## Begin GIVEN DATA

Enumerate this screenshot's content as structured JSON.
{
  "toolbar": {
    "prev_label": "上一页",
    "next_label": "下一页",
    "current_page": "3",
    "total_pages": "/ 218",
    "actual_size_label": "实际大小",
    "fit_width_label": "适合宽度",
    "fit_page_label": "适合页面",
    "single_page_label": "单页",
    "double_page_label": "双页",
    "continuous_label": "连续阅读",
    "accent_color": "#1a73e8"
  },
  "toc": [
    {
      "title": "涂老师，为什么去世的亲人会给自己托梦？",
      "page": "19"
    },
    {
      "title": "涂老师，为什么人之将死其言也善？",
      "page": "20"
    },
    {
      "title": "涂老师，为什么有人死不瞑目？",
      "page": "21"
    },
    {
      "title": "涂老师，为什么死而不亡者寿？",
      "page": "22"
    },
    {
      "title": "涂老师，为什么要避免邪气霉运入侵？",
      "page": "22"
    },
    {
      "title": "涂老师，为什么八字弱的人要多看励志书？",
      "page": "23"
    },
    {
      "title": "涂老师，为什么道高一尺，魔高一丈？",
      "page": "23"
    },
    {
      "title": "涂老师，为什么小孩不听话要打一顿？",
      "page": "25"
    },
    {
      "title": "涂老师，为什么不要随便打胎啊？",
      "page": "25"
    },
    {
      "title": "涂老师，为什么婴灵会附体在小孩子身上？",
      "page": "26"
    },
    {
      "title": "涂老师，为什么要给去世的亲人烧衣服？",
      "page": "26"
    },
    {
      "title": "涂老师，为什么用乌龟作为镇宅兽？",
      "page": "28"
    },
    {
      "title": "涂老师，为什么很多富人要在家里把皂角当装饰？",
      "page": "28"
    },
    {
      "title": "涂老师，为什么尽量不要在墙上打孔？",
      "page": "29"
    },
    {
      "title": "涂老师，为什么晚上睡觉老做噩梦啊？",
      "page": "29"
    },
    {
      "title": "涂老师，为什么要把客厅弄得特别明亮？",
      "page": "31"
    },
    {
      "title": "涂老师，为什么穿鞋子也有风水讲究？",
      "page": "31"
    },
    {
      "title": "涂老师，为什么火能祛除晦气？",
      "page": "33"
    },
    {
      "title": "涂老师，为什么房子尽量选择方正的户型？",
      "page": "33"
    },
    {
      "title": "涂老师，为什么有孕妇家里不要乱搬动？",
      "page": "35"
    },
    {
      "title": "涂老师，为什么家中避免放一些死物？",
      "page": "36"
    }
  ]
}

## End GIVEN DATA

> _CHALLENGE_:
Copy each line of the data exactly, leaving nothing out.

> _ANSWER FOR THE TASK_:
Enumerate this screenshot's content as structured JSON.
{
  "toolbar": {
    "prev_label": "上一页",
    "next_label": "下一页",
    "current_page": "3",
    "total_pages": "/ 218",
    "actual_size_label": "实际大小",
    "fit_width_label": "适合宽度",
    "fit_page_label": "适合页面",
    "single_page_label": "单页",
    "double_page_label": "双页",
    "continuous_label": "连续阅读",
    "accent_color": "#1a73e8"
  },
  "toc": [
    {
      "title": "涂老师，为什么去世的亲人会给自己托梦？",
      "page": "19"
    },
    {
      "title": "涂老师，为什么人之将死其言也善？",
      "page": "20"
    },
    {
      "title": "涂老师，为什么有人死不瞑目？",
      "page": "21"
    },
    {
      "title": "涂老师，为什么死而不亡者寿？",
      "page": "22"
    },
    {
      "title": "涂老师，为什么要避免邪气霉运入侵？",
      "page": "22"
    },
    {
      "title": "涂老师，为什么八字弱的人要多看励志书？",
      "page": "23"
    },
    {
      "title": "涂老师，为什么道高一尺，魔高一丈？",
      "page": "23"
    },
    {
      "title": "涂老师，为什么小孩不听话要打一顿？",
      "page": "25"
    },
    {
      "title": "涂老师，为什么不要随便打胎啊？",
      "page": "25"
    },
    {
      "title": "涂老师，为什么婴灵会附体在小孩子身上？",
      "page": "26"
    },
    {
      "title": "涂老师，为什么要给去世的亲人烧衣服？",
      "page": "26"
    },
    {
      "title": "涂老师，为什么用乌龟作为镇宅兽？",
      "page": "28"
    },
    {
      "title": "涂老师，为什么很多富人要在家里把皂角当装饰？",
      "page": "28"
    },
    {
      "title": "涂老师，为什么尽量不要在墙上打孔？",
      "page": "29"
    },
    {
      "title": "涂老师，为什么晚上睡觉老做噩梦啊？",
      "page": "29"
    },
    {
      "title": "涂老师，为什么要把客厅弄得特别明亮？",
      "page": "31"
    },
    {
      "title": "涂老师，为什么穿鞋子也有风水讲究？",
      "page": "31"
    },
    {
      "title": "涂老师，为什么火能祛除晦气？",
      "page": "33"
    },
    {
      "title": "涂老师，为什么房子尽量选择方正的户型？",
      "page": "33"
    },
    {
      "title": "涂老师，为什么有孕妇家里不要乱搬动？",
      "page": "35"
    },
    {
      "title": "涂老师，为什么家中避免放一些死物？",
      "page": "36"
    }
  ]
}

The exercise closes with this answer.